--- Work to be completed ---
Write out each line exactly as it stands, please.

— start Data section —

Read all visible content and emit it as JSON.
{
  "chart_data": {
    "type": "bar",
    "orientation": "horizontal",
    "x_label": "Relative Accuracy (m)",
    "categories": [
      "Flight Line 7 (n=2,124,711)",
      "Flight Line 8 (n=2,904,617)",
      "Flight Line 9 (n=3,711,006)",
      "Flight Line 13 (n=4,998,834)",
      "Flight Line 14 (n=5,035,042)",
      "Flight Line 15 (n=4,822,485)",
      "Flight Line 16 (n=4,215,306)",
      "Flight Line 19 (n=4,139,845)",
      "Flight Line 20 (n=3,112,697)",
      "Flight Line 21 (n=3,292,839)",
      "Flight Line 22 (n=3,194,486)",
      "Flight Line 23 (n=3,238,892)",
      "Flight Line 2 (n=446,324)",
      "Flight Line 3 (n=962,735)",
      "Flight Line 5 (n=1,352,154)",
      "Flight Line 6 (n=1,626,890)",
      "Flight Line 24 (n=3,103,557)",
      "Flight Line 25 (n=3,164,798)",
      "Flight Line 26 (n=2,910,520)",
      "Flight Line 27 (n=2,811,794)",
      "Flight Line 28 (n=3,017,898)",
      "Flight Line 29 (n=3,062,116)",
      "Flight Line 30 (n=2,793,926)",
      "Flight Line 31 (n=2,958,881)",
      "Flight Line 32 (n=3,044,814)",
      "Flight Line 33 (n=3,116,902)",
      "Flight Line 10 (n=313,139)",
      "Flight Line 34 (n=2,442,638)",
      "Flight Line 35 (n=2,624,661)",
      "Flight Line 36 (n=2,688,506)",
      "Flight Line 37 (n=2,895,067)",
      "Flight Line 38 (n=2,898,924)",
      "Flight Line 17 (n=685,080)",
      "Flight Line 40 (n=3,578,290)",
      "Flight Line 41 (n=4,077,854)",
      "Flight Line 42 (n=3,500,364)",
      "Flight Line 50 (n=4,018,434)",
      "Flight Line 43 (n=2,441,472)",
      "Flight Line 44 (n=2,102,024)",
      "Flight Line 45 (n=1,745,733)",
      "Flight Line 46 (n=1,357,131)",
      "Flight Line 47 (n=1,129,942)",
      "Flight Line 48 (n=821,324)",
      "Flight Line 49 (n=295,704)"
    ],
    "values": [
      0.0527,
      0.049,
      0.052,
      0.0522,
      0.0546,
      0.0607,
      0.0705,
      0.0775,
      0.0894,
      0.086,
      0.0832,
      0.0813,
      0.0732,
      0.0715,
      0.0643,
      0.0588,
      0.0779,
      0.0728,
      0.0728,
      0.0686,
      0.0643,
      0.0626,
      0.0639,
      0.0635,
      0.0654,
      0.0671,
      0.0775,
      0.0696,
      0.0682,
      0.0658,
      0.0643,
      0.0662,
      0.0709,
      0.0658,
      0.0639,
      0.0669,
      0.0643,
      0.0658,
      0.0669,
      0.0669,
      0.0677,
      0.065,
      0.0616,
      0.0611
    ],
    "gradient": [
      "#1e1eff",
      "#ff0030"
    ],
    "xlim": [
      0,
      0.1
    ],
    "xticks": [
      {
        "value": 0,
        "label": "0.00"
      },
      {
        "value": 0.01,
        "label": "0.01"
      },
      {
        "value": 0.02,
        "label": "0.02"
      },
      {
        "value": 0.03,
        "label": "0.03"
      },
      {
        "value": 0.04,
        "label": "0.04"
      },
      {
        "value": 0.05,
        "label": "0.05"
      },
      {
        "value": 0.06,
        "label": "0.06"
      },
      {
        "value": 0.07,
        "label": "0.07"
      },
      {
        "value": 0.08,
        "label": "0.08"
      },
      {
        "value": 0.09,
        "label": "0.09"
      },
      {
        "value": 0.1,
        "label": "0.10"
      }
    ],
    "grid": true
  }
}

— end Data section —

--- Response ---
Read all visible content and emit it as JSON.
{
  "chart_data": {
    "type": "bar",
    "orientation": "horizontal",
    "x_label": "Relative Accuracy (m)",
    "categories": [
      "Flight Line 7 (n=2,124,711)",
      "Flight Line 8 (n=2,904,617)",
      "Flight Line 9 (n=3,711,006)",
      "Flight Line 13 (n=4,998,834)",
      "Flight Line 14 (n=5,035,042)",
      "Flight Line 15 (n=4,822,485)",
      "Flight Line 16 (n=4,215,306)",
      "Flight Line 19 (n=4,139,845)",
      "Flight Line 20 (n=3,112,697)",
      "Flight Line 21 (n=3,292,839)",
      "Flight Line 22 (n=3,194,486)",
      "Flight Line 23 (n=3,238,892)",
      "Flight Line 2 (n=446,324)",
      "Flight Line 3 (n=962,735)",
      "Flight Line 5 (n=1,352,154)",
      "Flight Line 6 (n=1,626,890)",
      "Flight Line 24 (n=3,103,557)",
      "Flight Line 25 (n=3,164,798)",
      "Flight Line 26 (n=2,910,520)",
      "Flight Line 27 (n=2,811,794)",
      "Flight Line 28 (n=3,017,898)",
      "Flight Line 29 (n=3,062,116)",
      "Flight Line 30 (n=2,793,926)",
      "Flight Line 31 (n=2,958,881)",
      "Flight Line 32 (n=3,044,814)",
      "Flight Line 33 (n=3,116,902)",
      "Flight Line 10 (n=313,139)",
      "Flight Line 34 (n=2,442,638)",
      "Flight Line 35 (n=2,624,661)",
      "Flight Line 36 (n=2,688,506)",
      "Flight Line 37 (n=2,895,067)",
      "Flight Line 38 (n=2,898,924)",
      "Flight Line 17 (n=685,080)",
      "Flight Line 40 (n=3,578,290)",
      "Flight Line 41 (n=4,077,854)",
      "Flight Line 42 (n=3,500,364)",
      "Flight Line 50 (n=4,018,434)",
      "Flight Line 43 (n=2,441,472)",
      "Flight Line 44 (n=2,102,024)",
      "Flight Line 45 (n=1,745,733)",
      "Flight Line 46 (n=1,357,131)",
      "Flight Line 47 (n=1,129,942)",
      "Flight Line 48 (n=821,324)",
      "Flight Line 49 (n=295,704)"
    ],
    "values": [
      0.0527,
      0.049,
      0.052,
      0.0522,
      0.0546,
      0.0607,
      0.0705,
      0.0775,
      0.0894,
      0.086,
      0.0832,
      0.0813,
      0.0732,
      0.0715,
      0.0643,
      0.0588,
      0.0779,
      0.0728,
      0.0728,
      0.0686,
      0.0643,
      0.0626,
      0.0639,
      0.0635,
      0.0654,
      0.0671,
      0.0775,
      0.0696,
      0.0682,
      0.0658,
      0.0643,
      0.0662,
      0.0709,
      0.0658,
      0.0639,
      0.0669,
      0.0643,
      0.0658,
      0.0669,
      0.0669,
      0.0677,
      0.065,
      0.0616,
      0.0611
    ],
    "gradient": [
      "#1e1eff",
      "#ff0030"
    ],
    "xlim": [
      0,
      0.1
    ],
    "xticks": [
      {
        "value": 0,
        "label": "0.00"
      },
      {
        "value": 0.01,
        "label": "0.01"
      },
      {
        "value": 0.02,
        "label": "0.02"
      },
      {
        "value": 0.03,
        "label": "0.03"
      },
      {
        "value": 0.04,
        "label": "0.04"
      },
      {
        "value": 0.05,
        "label": "0.05"
      },
      {
        "value": 0.06,
        "label": "0.06"
      },
      {
        "value": 0.07,
        "label": "0.07"
      },
      {
        "value": 0.08,
        "label": "0.08"
      },
      {
        "value": 0.09,
        "label": "0.09"
      },
      {
        "value": 0.1,
        "label": "0.10"
      }
    ],
    "grid": true
  }
}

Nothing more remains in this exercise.